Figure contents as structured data
──────────────────────────────

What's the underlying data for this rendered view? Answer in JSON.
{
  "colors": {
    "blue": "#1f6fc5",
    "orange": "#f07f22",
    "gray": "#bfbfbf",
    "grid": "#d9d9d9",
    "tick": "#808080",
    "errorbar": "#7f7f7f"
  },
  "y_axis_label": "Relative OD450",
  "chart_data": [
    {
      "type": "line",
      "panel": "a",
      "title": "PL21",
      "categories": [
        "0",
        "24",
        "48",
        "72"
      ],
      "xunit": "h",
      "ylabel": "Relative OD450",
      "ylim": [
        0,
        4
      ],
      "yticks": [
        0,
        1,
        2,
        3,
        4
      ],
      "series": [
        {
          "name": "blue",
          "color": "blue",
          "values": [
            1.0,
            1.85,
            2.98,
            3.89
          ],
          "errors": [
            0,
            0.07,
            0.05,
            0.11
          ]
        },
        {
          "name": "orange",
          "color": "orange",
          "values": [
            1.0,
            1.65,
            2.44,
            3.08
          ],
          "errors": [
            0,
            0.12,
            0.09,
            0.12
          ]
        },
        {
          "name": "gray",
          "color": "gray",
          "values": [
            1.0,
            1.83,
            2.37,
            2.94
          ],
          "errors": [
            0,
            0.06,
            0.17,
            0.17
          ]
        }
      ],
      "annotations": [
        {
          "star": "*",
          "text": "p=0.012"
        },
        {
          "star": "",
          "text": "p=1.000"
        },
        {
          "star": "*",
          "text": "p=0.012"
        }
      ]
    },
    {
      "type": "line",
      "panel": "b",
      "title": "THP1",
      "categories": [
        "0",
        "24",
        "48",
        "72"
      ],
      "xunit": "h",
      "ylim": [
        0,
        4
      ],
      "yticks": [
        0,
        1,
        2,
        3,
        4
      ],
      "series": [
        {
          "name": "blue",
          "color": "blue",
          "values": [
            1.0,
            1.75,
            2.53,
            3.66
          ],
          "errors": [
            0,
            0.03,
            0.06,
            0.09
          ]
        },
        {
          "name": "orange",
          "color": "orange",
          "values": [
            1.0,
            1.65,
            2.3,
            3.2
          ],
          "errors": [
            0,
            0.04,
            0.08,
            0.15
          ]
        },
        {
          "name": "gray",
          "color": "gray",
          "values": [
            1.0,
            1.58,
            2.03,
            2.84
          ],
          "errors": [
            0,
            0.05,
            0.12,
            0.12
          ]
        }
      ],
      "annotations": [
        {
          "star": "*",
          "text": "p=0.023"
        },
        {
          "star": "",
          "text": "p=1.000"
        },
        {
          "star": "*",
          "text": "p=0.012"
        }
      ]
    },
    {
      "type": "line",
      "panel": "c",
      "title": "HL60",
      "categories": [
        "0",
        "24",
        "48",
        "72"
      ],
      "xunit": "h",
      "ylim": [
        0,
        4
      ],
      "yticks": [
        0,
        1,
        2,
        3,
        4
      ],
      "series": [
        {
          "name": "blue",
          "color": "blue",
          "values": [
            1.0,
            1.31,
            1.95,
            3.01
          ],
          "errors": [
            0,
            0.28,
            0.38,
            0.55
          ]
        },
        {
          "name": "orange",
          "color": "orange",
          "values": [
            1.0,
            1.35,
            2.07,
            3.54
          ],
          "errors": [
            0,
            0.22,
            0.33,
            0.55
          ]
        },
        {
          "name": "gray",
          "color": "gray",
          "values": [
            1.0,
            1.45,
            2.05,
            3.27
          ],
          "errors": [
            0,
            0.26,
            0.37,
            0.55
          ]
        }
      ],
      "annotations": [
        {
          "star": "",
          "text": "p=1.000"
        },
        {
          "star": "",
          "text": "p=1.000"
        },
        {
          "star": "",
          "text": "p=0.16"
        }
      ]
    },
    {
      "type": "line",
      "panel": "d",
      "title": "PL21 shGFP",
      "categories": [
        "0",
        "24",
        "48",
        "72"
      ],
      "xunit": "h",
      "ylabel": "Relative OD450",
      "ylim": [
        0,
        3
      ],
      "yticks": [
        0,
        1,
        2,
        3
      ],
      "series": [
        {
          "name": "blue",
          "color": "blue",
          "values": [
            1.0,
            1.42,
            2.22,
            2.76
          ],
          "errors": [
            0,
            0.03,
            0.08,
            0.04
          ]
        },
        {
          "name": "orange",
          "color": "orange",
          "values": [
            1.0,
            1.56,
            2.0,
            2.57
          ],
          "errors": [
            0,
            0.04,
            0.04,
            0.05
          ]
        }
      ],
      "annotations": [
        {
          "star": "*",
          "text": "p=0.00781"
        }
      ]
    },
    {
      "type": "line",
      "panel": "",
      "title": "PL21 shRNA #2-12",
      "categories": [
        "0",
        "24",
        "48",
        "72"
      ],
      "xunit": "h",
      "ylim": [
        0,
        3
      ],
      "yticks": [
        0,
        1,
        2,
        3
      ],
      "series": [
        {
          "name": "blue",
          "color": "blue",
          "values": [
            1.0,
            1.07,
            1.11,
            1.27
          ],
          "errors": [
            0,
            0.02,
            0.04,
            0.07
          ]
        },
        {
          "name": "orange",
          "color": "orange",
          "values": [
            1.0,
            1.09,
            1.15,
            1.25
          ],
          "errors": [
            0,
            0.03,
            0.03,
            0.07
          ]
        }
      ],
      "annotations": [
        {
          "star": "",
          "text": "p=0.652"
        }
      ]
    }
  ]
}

──────────────────────────────

Required work: Show all lines from the records above where the word "title" occurs.

Exercise output:
      "title": "PL21",
      "title": "THP1",
      "title": "HL60",
      "title": "PL21 shGFP",
      "title": "PL21 shRNA #2-12",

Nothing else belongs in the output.